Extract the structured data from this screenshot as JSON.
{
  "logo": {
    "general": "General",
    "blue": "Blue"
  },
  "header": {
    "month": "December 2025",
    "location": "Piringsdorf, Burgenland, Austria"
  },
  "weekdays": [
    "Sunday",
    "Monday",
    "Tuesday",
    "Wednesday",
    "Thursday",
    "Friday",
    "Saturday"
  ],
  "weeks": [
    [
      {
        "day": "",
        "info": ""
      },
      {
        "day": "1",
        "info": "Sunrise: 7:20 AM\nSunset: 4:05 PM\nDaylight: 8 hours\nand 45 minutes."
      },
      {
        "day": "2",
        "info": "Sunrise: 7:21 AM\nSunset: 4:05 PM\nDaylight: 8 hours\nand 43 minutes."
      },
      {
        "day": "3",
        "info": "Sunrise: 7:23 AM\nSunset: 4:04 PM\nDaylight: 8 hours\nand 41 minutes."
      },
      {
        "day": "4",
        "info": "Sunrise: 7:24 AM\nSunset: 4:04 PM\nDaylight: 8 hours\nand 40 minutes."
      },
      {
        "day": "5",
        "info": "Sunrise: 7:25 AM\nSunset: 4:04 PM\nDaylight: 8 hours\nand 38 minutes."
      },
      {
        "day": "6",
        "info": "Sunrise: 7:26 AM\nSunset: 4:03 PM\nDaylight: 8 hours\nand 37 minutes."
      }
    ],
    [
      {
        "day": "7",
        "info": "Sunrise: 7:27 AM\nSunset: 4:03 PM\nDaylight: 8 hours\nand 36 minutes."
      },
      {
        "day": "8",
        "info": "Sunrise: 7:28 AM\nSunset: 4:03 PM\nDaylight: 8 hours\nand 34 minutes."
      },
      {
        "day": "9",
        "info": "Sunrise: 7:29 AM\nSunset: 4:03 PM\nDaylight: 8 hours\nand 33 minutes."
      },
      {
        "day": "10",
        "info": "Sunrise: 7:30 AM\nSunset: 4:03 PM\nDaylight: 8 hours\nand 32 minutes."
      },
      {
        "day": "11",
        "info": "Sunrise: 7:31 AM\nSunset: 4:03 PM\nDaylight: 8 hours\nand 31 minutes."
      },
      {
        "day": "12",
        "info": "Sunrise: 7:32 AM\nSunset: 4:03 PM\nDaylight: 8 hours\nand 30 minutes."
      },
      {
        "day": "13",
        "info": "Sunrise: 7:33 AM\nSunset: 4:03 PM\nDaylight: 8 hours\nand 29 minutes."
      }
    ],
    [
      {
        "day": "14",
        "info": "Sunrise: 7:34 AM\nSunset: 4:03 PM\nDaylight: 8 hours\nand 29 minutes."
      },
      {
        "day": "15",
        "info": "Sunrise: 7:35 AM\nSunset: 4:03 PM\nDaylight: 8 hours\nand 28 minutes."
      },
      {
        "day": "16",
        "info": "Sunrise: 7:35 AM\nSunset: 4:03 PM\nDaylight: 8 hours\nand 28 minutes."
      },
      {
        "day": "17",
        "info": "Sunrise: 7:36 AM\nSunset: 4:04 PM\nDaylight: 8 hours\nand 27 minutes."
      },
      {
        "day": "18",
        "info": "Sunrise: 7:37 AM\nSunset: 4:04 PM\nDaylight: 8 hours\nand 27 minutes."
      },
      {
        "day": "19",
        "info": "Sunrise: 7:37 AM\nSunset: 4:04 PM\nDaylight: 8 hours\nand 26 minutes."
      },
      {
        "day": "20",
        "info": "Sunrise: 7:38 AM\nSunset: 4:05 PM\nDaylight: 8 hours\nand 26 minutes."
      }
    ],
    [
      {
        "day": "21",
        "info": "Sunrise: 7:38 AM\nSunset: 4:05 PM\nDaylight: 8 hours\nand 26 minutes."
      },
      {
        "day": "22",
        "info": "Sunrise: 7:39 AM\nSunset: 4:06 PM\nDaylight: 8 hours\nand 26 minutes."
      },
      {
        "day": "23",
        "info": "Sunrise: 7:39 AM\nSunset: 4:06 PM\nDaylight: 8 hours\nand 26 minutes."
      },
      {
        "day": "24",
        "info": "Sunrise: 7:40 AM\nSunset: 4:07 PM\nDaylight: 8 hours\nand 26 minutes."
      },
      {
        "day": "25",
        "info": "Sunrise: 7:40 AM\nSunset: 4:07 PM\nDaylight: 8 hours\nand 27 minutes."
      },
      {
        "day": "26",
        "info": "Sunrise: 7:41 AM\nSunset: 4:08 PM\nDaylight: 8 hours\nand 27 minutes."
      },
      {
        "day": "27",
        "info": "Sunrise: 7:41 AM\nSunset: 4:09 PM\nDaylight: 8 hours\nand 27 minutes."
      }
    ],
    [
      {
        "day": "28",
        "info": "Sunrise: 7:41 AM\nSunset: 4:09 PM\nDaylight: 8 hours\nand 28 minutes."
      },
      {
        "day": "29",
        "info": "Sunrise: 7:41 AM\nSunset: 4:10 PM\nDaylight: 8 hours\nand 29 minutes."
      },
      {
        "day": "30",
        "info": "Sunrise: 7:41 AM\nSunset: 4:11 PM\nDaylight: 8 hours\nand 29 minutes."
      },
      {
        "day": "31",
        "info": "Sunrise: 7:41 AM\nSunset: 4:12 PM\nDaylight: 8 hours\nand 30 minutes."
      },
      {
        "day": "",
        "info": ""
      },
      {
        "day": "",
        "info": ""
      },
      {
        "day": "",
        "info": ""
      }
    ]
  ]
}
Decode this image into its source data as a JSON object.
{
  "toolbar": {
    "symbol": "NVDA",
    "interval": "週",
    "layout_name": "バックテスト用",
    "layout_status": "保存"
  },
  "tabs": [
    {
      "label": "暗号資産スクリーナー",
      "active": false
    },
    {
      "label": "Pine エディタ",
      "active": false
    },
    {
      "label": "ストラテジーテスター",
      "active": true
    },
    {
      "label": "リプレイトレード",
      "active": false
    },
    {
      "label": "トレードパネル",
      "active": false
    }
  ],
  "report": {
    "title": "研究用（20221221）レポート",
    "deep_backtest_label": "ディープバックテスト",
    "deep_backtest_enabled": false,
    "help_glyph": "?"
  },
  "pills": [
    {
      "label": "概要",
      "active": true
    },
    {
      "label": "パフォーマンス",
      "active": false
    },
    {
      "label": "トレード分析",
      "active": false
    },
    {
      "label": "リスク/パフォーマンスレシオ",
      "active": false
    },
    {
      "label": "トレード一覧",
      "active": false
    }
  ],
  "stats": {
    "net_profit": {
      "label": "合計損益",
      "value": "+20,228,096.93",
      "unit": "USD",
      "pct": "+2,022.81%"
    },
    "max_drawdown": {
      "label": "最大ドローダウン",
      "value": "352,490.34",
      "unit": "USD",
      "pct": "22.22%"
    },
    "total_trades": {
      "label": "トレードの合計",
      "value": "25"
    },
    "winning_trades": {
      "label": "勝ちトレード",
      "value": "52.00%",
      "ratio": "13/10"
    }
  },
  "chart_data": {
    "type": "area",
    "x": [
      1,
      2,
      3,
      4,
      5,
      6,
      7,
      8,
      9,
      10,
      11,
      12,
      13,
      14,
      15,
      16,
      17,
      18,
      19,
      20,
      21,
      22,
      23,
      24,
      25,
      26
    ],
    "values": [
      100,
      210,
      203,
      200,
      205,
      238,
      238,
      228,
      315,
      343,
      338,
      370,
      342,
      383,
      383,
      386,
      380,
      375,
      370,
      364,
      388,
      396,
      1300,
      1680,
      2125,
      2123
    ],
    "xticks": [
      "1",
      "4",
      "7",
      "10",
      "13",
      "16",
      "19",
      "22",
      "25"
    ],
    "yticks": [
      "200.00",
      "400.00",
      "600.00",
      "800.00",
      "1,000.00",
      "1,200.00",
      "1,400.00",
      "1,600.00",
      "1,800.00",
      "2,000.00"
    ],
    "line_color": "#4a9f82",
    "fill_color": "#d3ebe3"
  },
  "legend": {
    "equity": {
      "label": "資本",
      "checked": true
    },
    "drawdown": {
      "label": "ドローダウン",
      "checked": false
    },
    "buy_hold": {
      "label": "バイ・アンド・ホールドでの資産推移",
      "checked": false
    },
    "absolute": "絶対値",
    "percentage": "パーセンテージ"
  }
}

____________________

**Task objective**: Show all lines in the entries above where the string "JSON" appears.

**Output of the task**:
Extract the structured data from this screenshot as JSON.
Decode this image into its source data as a JSON object.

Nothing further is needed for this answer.